── Data listing ──

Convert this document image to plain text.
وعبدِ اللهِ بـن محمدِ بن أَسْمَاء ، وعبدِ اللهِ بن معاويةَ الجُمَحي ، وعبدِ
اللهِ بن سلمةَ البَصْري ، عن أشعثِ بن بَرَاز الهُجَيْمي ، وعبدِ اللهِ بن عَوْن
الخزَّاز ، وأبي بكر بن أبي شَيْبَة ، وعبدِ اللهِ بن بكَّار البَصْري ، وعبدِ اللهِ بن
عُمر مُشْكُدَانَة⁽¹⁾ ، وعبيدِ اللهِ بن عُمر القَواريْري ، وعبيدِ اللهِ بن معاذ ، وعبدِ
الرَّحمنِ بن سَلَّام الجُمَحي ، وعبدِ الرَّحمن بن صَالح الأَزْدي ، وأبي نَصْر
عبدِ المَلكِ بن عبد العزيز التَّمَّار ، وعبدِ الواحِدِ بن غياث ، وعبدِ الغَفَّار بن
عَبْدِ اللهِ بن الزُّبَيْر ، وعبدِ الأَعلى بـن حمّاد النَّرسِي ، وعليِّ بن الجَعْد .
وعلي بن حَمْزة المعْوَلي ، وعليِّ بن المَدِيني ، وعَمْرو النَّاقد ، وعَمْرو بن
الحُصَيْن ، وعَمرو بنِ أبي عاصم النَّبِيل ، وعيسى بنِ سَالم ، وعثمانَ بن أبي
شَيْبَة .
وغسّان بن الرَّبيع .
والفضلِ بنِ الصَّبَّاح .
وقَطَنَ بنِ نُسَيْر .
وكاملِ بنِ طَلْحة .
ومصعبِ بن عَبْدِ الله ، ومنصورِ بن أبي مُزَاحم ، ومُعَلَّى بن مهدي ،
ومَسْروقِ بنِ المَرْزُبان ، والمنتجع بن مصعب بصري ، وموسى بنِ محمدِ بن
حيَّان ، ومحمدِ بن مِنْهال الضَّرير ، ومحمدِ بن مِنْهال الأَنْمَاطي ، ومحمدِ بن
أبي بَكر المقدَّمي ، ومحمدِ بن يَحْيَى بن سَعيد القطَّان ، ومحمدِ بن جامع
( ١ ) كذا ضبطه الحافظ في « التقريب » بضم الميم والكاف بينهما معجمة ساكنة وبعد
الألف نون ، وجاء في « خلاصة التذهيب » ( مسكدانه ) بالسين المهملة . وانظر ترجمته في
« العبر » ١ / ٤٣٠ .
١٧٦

───

# Written instruction
Find every line in the records above that contains the word "ومحمد", and copy each one.

# Response to this task
حيَّان ، ومحمدِ بن مِنْهال الضَّرير ، ومحمدِ بن مِنْهال الأَنْمَاطي ، ومحمدِ بن
أبي بَكر المقدَّمي ، ومحمدِ بن يَحْيَى بن سَعيد القطَّان ، ومحمدِ بن جامع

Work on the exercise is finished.